Extracted information:

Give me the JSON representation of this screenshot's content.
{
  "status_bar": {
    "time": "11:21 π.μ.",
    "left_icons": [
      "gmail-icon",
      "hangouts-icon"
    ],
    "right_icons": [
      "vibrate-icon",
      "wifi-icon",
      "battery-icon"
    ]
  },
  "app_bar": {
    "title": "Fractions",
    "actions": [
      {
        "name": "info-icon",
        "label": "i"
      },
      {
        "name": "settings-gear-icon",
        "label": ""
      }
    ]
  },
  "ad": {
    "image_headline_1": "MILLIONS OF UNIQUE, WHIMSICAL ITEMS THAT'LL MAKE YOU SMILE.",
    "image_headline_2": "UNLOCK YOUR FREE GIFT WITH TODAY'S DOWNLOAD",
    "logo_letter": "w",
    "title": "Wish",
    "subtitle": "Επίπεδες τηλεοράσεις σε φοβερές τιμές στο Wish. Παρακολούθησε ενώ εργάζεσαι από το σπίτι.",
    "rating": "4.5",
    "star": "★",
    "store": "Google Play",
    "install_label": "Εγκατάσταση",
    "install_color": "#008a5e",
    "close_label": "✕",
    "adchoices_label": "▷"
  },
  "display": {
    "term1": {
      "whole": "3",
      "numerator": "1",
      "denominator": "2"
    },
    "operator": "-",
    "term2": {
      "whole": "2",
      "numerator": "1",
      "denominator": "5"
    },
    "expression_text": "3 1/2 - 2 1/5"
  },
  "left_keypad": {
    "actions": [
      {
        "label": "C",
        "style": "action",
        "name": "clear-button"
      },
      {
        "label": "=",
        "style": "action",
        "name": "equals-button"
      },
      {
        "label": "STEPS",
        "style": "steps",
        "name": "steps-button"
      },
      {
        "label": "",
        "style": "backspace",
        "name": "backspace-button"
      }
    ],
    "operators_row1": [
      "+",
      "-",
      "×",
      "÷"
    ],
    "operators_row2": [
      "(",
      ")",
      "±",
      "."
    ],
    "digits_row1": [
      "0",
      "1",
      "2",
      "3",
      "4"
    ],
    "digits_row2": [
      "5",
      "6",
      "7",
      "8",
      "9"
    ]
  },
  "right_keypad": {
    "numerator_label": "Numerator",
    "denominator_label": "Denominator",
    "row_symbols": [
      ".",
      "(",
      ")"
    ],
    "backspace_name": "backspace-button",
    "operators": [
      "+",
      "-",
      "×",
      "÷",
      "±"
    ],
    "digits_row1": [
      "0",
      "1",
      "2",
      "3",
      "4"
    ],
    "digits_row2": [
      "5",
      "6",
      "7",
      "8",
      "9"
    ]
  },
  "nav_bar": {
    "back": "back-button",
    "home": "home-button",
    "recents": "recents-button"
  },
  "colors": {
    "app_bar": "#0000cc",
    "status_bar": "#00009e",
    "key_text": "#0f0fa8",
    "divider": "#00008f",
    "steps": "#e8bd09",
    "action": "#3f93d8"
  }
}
==
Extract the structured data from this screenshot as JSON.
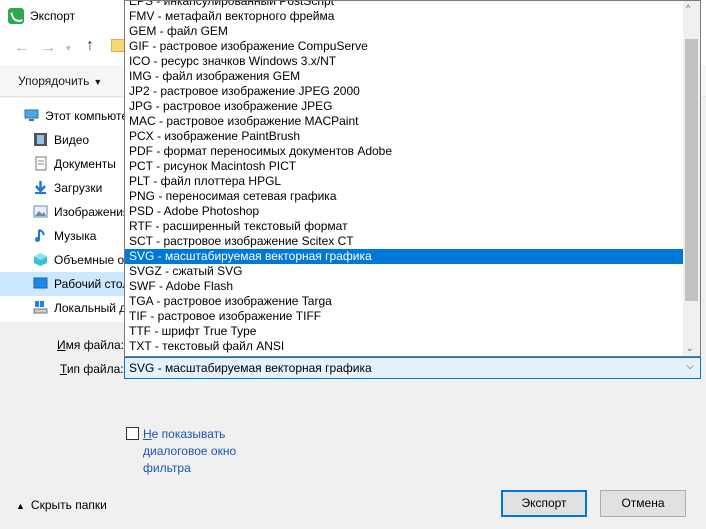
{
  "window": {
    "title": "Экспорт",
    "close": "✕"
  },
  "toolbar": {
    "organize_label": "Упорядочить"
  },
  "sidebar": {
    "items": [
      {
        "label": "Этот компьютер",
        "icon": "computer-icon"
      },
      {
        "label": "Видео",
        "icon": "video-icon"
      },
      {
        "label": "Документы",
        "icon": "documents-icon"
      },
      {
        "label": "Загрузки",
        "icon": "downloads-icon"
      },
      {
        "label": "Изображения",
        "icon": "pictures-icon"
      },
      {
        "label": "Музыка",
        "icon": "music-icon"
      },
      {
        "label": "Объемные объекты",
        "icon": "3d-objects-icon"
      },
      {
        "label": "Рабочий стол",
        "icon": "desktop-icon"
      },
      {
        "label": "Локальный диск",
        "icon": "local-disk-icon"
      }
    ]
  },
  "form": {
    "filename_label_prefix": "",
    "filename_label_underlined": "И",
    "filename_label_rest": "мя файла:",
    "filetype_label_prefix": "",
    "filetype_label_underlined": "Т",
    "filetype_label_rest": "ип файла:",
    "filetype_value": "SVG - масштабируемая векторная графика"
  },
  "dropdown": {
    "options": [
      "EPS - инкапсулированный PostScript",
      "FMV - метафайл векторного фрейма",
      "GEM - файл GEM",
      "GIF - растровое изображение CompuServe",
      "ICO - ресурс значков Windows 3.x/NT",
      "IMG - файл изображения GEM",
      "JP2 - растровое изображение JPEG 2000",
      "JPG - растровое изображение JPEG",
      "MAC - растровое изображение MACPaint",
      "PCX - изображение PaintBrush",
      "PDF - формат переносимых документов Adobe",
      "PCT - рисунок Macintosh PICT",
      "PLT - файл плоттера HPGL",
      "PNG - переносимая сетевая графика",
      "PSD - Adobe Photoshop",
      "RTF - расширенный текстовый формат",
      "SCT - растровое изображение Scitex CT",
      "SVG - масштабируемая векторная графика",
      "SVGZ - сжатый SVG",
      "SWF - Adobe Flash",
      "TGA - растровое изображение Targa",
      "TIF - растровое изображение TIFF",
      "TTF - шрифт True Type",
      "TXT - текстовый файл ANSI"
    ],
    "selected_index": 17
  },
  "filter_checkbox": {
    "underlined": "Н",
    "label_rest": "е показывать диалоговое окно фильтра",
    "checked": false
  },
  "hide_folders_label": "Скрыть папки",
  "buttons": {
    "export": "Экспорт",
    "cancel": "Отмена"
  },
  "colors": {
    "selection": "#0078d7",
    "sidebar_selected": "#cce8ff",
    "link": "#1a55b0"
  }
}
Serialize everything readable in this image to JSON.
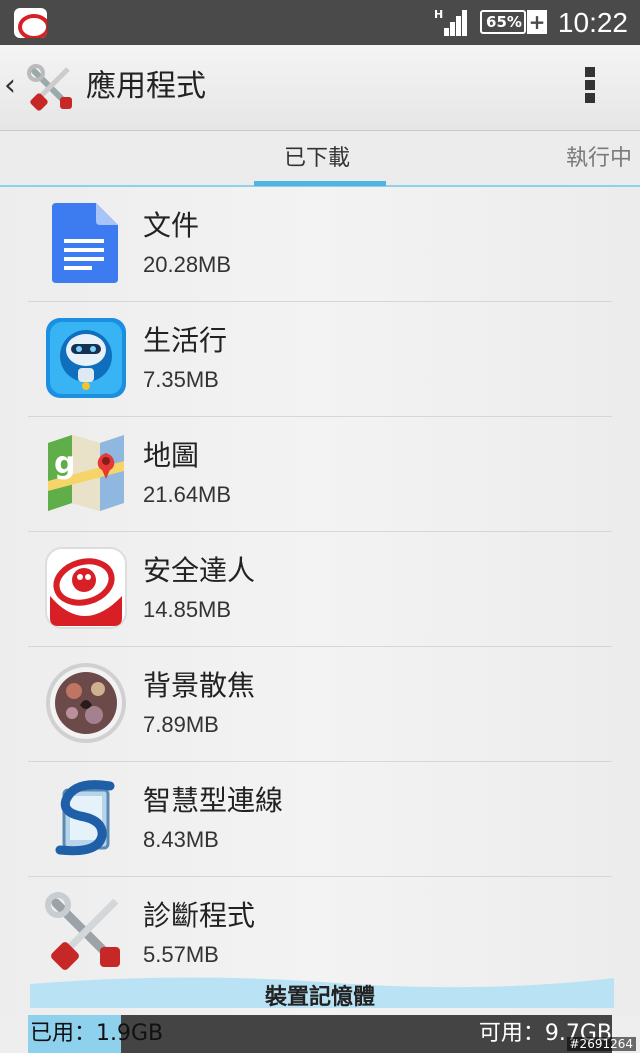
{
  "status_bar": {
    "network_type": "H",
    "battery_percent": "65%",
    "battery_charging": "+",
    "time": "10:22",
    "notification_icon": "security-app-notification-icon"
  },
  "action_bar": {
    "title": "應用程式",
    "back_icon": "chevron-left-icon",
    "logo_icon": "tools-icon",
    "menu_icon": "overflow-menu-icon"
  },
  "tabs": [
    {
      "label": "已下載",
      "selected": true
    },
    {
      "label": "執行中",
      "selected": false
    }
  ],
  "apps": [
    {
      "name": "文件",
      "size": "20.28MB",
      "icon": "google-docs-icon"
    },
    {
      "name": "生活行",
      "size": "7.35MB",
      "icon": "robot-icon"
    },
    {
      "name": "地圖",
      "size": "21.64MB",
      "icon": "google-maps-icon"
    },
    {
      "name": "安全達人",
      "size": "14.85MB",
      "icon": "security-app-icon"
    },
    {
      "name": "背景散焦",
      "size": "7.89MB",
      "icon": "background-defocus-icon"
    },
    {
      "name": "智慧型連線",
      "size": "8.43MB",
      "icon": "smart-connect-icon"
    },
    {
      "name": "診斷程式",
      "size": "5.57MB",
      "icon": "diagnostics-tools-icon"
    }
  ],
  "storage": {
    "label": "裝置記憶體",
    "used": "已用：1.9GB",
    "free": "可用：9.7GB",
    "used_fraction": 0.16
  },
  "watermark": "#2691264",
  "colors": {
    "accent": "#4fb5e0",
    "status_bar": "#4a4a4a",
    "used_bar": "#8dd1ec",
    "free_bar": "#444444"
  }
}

Aim: Every line that holds the word "Wish" should be extracted.

Completed task:
    "title": "Wish",
    "subtitle": "Επίπεδες τηλεοράσεις σε φοβερές τιμές στο Wish. Παρακολούθησε ενώ εργάζεσαι από το σπίτι.",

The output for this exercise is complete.